Work to complete
Reproduce exactly the lines from the one containing "What text is on this page?" through the last line of the data, both ends included.

Information supplied
******
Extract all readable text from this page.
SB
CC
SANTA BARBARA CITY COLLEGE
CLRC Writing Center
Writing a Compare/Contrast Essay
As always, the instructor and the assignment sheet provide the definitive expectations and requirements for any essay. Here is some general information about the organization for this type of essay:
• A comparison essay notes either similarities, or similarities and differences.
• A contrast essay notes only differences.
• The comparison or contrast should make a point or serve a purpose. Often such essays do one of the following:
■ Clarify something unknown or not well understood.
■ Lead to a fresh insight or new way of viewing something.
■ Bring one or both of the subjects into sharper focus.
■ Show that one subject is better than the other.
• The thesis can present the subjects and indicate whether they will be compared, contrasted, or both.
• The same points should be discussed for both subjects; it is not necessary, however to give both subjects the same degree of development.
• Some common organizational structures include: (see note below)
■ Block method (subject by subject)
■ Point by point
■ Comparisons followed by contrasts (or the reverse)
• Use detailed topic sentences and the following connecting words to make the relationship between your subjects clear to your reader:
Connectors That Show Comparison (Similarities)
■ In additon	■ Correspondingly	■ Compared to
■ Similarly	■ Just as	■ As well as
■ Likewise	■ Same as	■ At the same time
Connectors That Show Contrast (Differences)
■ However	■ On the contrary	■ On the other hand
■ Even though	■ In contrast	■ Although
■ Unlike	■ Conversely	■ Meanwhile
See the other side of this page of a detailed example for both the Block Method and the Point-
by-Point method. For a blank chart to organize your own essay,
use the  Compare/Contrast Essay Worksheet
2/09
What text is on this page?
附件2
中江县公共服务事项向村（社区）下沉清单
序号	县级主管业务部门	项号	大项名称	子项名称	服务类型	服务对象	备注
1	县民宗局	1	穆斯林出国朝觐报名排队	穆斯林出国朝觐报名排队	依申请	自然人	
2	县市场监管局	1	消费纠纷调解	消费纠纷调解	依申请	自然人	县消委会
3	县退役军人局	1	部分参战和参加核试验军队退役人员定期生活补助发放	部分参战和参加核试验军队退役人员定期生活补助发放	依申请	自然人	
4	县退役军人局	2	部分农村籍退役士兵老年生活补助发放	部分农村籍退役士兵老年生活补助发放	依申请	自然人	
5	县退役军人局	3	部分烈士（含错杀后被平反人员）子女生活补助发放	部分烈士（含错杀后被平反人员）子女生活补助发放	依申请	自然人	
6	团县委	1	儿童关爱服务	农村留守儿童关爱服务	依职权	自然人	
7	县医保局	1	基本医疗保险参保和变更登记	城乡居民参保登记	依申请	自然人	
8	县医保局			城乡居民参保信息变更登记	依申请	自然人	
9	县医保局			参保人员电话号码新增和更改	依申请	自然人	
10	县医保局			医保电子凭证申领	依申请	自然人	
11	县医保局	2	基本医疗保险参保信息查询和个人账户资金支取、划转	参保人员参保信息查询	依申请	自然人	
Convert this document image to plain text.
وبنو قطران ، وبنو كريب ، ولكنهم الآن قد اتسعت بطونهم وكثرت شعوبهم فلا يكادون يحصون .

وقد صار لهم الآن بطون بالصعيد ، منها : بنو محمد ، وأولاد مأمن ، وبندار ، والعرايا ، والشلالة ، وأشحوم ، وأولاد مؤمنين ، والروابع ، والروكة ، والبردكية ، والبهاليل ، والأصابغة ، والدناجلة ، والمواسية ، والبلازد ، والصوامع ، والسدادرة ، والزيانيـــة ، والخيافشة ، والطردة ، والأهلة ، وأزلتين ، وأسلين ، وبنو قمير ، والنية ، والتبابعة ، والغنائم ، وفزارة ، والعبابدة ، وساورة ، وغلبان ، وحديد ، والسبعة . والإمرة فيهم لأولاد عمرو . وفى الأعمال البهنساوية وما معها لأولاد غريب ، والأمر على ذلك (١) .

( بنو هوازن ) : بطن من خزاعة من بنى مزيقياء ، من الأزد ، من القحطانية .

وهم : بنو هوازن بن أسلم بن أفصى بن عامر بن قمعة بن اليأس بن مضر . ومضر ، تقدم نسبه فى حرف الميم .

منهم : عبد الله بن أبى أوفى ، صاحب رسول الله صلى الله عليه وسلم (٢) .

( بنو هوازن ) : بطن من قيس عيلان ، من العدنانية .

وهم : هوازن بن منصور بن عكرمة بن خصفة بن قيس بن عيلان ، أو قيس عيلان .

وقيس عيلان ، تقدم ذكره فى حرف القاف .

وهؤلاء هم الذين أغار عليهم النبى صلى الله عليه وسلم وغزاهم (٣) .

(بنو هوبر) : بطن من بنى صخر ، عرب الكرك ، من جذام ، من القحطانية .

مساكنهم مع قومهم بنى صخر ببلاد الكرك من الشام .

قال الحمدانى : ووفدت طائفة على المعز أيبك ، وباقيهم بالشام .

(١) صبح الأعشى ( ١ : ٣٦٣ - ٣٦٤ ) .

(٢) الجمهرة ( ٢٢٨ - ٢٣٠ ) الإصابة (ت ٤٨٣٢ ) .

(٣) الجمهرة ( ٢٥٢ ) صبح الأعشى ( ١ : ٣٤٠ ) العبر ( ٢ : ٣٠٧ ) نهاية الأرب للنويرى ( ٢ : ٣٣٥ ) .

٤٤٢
******
Response to this exercise
What text is on this page?
附件2
中江县公共服务事项向村（社区）下沉清单
序号	县级主管业务部门	项号	大项名称	子项名称	服务类型	服务对象	备注
1	县民宗局	1	穆斯林出国朝觐报名排队	穆斯林出国朝觐报名排队	依申请	自然人	
2	县市场监管局	1	消费纠纷调解	消费纠纷调解	依申请	自然人	县消委会
3	县退役军人局	1	部分参战和参加核试验军队退役人员定期生活补助发放	部分参战和参加核试验军队退役人员定期生活补助发放	依申请	自然人	
4	县退役军人局	2	部分农村籍退役士兵老年生活补助发放	部分农村籍退役士兵老年生活补助发放	依申请	自然人	
5	县退役军人局	3	部分烈士（含错杀后被平反人员）子女生活补助发放	部分烈士（含错杀后被平反人员）子女生活补助发放	依申请	自然人	
6	团县委	1	儿童关爱服务	农村留守儿童关爱服务	依职权	自然人	
7	县医保局	1	基本医疗保险参保和变更登记	城乡居民参保登记	依申请	自然人	
8	县医保局			城乡居民参保信息变更登记	依申请	自然人	
9	县医保局			参保人员电话号码新增和更改	依申请	自然人	
10	县医保局			医保电子凭证申领	依申请	自然人	
11	县医保局	2	基本医疗保险参保信息查询和个人账户资金支取、划转	参保人员参保信息查询	依申请	自然人	
Convert this document image to plain text.
وبنو قطران ، وبنو كريب ، ولكنهم الآن قد اتسعت بطونهم وكثرت شعوبهم فلا يكادون يحصون .

وقد صار لهم الآن بطون بالصعيد ، منها : بنو محمد ، وأولاد مأمن ، وبندار ، والعرايا ، والشلالة ، وأشحوم ، وأولاد مؤمنين ، والروابع ، والروكة ، والبردكية ، والبهاليل ، والأصابغة ، والدناجلة ، والمواسية ، والبلازد ، والصوامع ، والسدادرة ، والزيانيـــة ، والخيافشة ، والطردة ، والأهلة ، وأزلتين ، وأسلين ، وبنو قمير ، والنية ، والتبابعة ، والغنائم ، وفزارة ، والعبابدة ، وساورة ، وغلبان ، وحديد ، والسبعة . والإمرة فيهم لأولاد عمرو . وفى الأعمال البهنساوية وما معها لأولاد غريب ، والأمر على ذلك (١) .

( بنو هوازن ) : بطن من خزاعة من بنى مزيقياء ، من الأزد ، من القحطانية .

وهم : بنو هوازن بن أسلم بن أفصى بن عامر بن قمعة بن اليأس بن مضر . ومضر ، تقدم نسبه فى حرف الميم .

منهم : عبد الله بن أبى أوفى ، صاحب رسول الله صلى الله عليه وسلم (٢) .

( بنو هوازن ) : بطن من قيس عيلان ، من العدنانية .

وهم : هوازن بن منصور بن عكرمة بن خصفة بن قيس بن عيلان ، أو قيس عيلان .

وقيس عيلان ، تقدم ذكره فى حرف القاف .

وهؤلاء هم الذين أغار عليهم النبى صلى الله عليه وسلم وغزاهم (٣) .

(بنو هوبر) : بطن من بنى صخر ، عرب الكرك ، من جذام ، من القحطانية .

مساكنهم مع قومهم بنى صخر ببلاد الكرك من الشام .

قال الحمدانى : ووفدت طائفة على المعز أيبك ، وباقيهم بالشام .

(١) صبح الأعشى ( ١ : ٣٦٣ - ٣٦٤ ) .

(٢) الجمهرة ( ٢٢٨ - ٢٣٠ ) الإصابة (ت ٤٨٣٢ ) .

(٣) الجمهرة ( ٢٥٢ ) صبح الأعشى ( ١ : ٣٤٠ ) العبر ( ٢ : ٣٠٧ ) نهاية الأرب للنويرى ( ٢ : ٣٣٥ ) .

٤٤٢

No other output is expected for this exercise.